◆ Aufgabenstellung ◆
Nenne bitte anhand des Textauszugs über die Wiener SPÖ, in welchem Monat und Jahr die Lobau-Besetzungen begannen.

◆ Ausgewählter Textauszug ◆
------------------------------
Doch es kam anders. Kurz vor dem Parteitag der Wiener SPÖ am heutigen Samstag, bei dem sich die Gesamtpartei mit einem Führungsanspruch im Bund zurückmelden wollte, steht Ludwig plötzlich nicht mehr als souveräner Politiker da. Die Klimaaktivisten und Stadtstraßen-Gegner, das folgende Demonstrationsverbot vor der Tagungshalle setzen ihm zu. Von Anbeginn der Lobau-Besetzungen im August 2021 hat Ludwig nicht den richtigen Ton gefunden. Mit jungen Protestierern wollte er offenkundig nichts zu tun haben. Mit den Protesten heute war zu rechnen.
Nicht gerechnet haben Wiens Bürgermeister und seine Partei damit, dass just in den Tagen vor dem Parteifest eine Verwaltungsmethode im Bereich der Stadt publik wird, die wahrscheinlich immer schon da und gängige Praxis war: Wegsehen oder vertuschen!
Was da in den Verdachtsfällen von sexuellem Missbrauch in einem Kindergarten in Wien Penzing und in einer Mittelschule an Verschweigen und Nichtinformation bekannt wurde, erinnert stark an die Erzählung einer Volksschullehrerin vor Jahrzehnten: Sie wollte einen Missbrauchsverdachtsfall melden. Die Reaktion der Direktorin: Komme nicht infrage, das schaffe nur Ärger und Probleme mit den Behörden. Bedeute also Arbeit.
------------------------------
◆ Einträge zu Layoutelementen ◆
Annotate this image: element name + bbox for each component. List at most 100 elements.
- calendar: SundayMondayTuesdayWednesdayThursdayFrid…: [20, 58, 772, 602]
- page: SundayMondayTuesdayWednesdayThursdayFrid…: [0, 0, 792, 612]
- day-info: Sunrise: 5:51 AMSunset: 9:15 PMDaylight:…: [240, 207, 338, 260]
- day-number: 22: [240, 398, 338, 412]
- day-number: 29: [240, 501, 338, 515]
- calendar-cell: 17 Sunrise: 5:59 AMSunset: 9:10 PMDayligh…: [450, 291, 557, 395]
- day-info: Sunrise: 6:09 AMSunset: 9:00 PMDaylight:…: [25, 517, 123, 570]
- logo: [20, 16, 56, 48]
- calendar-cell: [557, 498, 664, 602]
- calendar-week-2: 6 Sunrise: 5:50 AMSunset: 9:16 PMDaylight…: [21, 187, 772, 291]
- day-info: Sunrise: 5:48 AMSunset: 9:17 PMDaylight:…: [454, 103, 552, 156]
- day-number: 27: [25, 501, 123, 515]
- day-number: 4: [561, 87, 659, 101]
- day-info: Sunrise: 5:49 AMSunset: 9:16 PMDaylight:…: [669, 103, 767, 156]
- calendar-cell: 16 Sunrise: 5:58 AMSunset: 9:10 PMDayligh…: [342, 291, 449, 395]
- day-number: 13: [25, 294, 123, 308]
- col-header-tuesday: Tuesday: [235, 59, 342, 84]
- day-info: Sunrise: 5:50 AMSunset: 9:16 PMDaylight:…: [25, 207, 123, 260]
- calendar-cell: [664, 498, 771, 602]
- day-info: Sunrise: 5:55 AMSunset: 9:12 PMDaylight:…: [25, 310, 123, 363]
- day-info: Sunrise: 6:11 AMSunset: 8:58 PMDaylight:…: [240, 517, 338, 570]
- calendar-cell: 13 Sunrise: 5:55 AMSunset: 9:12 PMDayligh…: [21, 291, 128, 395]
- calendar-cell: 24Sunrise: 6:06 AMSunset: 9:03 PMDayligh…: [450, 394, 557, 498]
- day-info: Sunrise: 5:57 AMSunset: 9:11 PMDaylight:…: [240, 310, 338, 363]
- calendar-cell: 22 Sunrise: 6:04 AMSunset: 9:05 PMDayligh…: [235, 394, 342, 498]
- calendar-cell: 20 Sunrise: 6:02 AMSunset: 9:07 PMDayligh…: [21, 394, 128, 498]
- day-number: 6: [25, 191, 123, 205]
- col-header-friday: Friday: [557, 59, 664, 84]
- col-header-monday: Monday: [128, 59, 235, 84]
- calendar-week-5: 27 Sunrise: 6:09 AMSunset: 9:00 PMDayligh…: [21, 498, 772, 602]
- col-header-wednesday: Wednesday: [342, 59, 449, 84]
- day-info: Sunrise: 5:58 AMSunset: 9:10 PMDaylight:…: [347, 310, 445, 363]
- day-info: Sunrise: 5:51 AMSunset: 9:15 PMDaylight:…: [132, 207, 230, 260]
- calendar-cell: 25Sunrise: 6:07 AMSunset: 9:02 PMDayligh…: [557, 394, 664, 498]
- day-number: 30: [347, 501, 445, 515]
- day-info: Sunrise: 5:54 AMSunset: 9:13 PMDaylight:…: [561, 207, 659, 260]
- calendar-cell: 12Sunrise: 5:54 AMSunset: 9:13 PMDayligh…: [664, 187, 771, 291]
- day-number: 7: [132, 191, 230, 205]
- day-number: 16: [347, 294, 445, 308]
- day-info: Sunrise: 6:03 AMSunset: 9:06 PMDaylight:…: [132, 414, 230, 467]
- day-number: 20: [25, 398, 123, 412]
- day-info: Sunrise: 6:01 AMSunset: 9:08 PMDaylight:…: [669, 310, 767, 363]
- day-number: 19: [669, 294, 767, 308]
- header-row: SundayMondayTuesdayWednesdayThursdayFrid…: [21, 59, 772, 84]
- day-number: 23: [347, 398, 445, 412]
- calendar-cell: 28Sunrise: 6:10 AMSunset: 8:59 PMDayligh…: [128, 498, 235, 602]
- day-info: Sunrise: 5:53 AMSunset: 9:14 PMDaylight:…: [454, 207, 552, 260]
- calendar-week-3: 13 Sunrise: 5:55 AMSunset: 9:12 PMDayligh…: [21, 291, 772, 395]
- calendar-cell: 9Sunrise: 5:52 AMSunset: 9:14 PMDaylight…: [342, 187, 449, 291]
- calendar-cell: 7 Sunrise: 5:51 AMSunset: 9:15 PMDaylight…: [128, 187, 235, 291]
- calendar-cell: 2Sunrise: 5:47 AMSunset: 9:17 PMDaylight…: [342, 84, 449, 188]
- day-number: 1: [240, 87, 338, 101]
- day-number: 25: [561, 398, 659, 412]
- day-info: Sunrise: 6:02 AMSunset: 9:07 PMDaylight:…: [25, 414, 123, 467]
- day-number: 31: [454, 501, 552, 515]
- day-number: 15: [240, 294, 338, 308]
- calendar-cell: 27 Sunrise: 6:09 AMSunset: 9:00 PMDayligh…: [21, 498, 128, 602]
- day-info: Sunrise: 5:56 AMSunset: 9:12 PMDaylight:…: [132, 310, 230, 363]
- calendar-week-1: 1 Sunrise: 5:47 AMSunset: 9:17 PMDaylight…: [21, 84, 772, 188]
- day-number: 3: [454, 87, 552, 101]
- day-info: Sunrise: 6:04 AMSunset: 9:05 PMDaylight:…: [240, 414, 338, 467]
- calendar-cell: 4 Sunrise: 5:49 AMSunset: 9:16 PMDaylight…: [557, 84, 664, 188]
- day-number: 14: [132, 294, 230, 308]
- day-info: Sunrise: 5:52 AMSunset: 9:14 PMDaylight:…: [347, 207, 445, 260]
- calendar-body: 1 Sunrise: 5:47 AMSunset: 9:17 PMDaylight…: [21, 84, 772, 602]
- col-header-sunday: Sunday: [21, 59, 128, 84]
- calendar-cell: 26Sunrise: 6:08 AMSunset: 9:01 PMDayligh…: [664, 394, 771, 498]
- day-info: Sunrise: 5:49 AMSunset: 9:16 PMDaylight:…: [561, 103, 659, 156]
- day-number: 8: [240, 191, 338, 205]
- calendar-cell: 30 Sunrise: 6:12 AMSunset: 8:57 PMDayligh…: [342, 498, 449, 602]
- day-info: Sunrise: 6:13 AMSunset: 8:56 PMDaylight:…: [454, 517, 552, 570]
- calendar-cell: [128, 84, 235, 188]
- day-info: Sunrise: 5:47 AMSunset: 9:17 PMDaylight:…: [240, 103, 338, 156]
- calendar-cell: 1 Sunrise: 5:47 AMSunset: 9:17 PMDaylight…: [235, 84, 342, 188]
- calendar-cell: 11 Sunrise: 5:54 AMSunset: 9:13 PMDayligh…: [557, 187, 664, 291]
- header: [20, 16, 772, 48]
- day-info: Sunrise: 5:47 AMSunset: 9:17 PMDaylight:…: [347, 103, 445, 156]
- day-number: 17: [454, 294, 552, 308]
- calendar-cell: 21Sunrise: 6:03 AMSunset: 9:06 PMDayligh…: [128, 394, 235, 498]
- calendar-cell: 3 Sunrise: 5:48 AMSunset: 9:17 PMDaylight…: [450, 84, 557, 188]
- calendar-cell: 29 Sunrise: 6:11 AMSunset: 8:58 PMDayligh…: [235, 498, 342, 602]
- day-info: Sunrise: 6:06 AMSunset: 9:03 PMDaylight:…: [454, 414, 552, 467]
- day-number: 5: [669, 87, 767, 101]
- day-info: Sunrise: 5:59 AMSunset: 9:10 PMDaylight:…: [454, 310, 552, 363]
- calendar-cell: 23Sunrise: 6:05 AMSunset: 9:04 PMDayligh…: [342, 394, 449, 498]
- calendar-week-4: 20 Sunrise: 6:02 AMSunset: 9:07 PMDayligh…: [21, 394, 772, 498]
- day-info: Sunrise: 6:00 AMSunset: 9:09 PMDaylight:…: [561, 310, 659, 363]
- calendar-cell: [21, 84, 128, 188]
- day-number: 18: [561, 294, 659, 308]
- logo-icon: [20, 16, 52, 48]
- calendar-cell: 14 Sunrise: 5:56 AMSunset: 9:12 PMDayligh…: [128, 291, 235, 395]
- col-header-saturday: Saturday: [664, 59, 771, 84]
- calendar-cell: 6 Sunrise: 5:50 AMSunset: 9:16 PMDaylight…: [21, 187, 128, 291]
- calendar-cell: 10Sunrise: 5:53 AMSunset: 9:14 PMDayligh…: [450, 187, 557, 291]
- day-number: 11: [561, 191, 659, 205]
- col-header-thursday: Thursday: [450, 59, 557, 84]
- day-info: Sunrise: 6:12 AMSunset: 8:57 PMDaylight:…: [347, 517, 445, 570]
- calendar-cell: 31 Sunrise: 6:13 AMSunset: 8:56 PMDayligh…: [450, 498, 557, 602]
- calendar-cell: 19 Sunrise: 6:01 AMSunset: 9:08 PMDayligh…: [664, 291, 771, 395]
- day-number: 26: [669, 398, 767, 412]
------------------------------
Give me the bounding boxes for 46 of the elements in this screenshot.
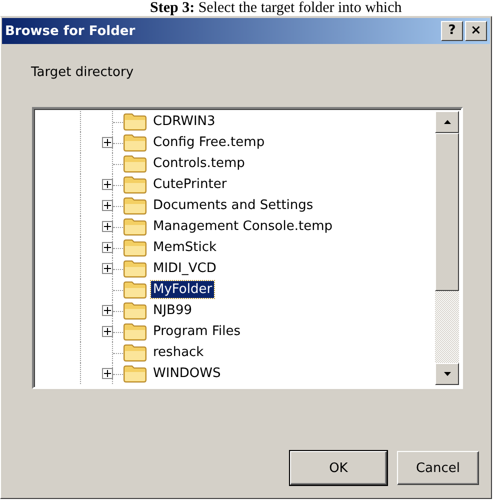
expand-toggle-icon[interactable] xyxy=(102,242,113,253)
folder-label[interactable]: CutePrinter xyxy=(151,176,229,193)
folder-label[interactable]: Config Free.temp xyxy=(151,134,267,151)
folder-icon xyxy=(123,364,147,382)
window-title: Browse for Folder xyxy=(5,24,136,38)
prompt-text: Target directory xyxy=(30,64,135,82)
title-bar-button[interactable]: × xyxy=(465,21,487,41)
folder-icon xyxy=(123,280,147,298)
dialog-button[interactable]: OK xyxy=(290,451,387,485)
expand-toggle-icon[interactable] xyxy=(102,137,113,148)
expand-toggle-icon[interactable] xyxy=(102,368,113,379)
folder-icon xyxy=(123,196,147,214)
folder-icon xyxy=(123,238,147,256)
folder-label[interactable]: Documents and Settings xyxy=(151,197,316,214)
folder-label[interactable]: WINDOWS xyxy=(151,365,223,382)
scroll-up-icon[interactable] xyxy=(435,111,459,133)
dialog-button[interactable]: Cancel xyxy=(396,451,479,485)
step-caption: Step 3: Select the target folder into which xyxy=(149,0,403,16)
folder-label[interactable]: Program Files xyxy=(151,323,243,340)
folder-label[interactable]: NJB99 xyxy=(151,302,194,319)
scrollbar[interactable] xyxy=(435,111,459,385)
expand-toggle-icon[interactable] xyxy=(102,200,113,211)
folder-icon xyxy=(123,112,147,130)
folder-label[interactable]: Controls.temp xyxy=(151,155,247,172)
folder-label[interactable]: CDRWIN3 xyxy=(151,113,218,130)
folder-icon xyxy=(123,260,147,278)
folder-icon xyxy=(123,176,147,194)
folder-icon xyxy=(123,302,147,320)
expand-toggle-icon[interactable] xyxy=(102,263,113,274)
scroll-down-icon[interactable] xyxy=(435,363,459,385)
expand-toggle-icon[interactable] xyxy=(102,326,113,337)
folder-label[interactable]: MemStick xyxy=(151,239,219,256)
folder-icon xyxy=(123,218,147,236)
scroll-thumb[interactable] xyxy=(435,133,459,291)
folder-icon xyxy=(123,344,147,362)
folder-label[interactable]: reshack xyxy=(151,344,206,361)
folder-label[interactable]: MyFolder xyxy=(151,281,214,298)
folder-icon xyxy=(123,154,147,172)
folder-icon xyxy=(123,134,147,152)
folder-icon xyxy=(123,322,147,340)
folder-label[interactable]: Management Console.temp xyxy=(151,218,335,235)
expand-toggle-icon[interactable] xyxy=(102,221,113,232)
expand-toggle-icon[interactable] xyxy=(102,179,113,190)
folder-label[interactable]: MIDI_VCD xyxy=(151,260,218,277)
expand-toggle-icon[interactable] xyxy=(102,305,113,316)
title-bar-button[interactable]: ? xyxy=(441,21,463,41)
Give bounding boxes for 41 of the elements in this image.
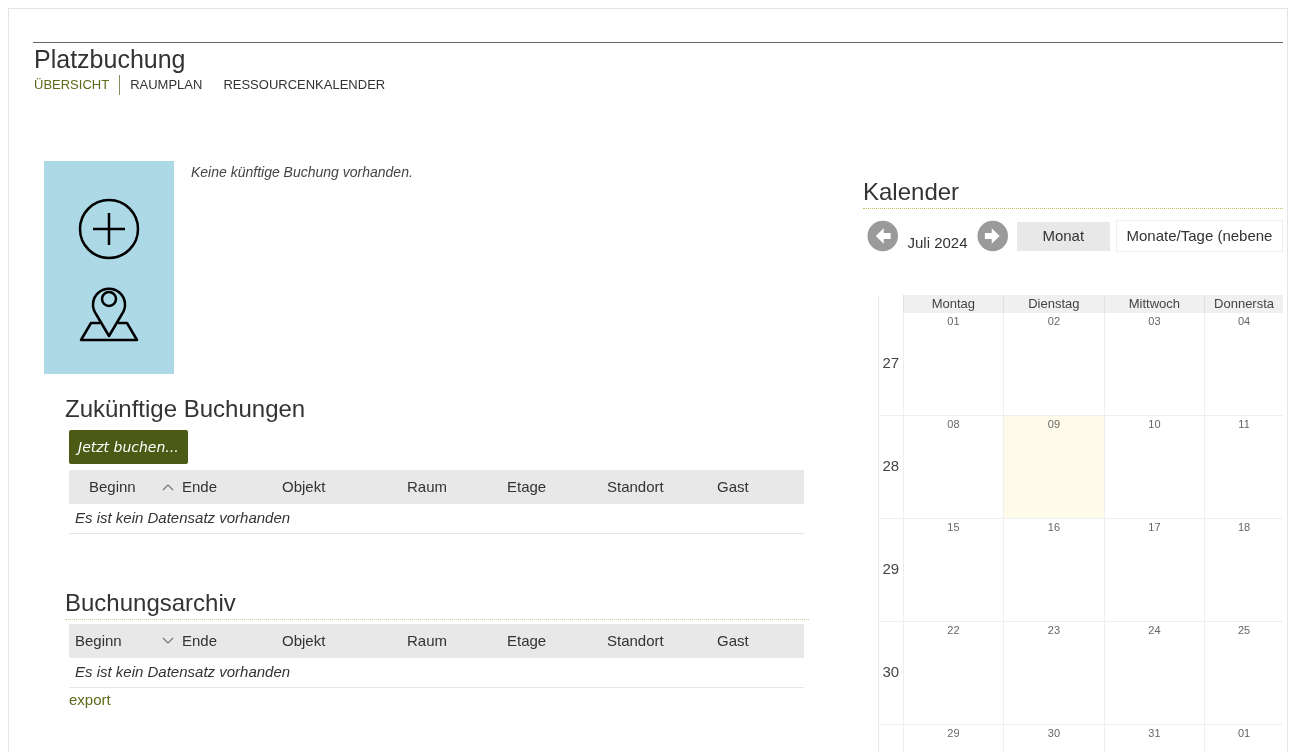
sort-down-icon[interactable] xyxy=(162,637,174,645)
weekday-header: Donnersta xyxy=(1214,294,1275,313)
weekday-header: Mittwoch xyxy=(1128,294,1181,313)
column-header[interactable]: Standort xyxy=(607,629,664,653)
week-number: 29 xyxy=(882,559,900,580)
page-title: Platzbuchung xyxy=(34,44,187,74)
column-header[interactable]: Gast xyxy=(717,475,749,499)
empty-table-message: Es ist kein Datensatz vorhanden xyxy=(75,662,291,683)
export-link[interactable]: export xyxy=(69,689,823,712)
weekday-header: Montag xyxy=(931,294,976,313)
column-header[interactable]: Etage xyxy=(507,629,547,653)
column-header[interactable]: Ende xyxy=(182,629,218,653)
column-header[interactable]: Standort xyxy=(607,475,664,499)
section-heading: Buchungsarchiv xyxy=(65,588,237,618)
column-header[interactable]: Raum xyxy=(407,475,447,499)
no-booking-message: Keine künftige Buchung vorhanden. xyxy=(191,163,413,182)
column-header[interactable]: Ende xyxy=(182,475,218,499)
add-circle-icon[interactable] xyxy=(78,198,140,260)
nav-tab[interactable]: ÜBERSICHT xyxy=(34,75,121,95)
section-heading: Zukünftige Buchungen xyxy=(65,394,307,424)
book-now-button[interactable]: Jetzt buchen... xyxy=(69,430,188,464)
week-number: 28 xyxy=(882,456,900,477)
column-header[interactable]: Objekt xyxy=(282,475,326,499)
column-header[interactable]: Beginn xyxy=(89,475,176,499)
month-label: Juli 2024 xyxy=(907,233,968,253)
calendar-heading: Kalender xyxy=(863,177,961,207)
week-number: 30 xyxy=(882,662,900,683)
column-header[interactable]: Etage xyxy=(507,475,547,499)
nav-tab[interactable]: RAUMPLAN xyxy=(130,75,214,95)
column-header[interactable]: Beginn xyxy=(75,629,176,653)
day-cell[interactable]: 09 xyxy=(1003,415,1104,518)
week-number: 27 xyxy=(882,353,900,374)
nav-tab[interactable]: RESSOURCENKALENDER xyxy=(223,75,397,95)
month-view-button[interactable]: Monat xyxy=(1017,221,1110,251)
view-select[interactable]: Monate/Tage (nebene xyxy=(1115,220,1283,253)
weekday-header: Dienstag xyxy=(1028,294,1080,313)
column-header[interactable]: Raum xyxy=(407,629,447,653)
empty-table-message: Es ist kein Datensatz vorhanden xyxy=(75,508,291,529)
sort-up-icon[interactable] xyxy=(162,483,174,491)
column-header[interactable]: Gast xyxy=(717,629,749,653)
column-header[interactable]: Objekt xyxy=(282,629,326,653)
------------------------------
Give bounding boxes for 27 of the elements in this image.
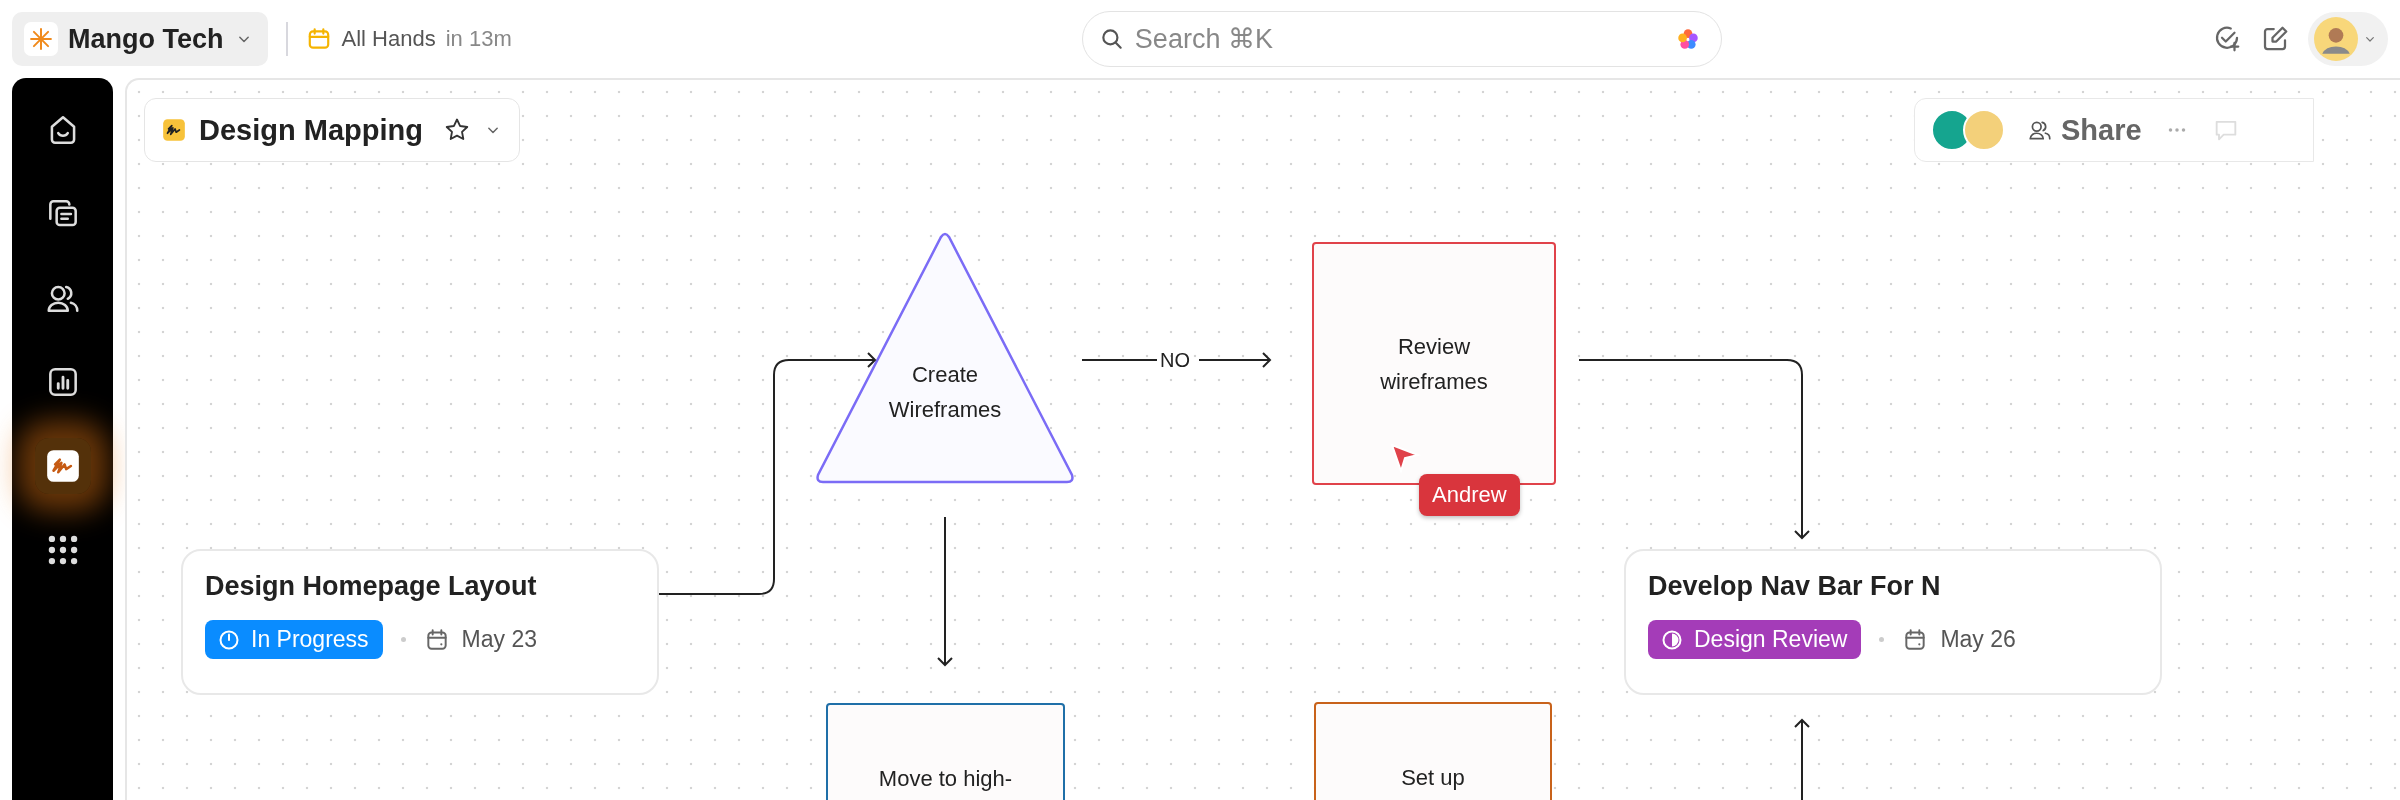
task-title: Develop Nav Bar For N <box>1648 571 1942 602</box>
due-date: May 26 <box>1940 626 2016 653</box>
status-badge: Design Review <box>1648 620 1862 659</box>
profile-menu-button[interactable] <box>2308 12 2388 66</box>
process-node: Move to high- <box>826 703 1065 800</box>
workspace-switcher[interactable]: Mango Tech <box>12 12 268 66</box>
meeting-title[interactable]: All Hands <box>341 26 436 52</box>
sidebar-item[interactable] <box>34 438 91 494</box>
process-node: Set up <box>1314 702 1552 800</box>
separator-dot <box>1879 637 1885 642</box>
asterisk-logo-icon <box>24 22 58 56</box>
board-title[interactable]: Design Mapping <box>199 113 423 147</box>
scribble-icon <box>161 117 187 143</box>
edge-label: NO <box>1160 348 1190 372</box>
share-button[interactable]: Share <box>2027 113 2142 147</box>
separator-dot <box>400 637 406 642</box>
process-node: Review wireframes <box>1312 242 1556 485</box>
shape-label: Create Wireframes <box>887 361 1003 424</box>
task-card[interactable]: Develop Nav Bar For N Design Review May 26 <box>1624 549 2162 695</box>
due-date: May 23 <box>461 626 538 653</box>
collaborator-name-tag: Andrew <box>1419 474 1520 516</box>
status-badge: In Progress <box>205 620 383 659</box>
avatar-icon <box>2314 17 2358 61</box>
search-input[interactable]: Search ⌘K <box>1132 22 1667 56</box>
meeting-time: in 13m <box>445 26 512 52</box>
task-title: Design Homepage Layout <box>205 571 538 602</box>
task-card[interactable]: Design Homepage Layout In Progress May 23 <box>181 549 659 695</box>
------------------------------
◆ Lösung ◆
Im August 2021.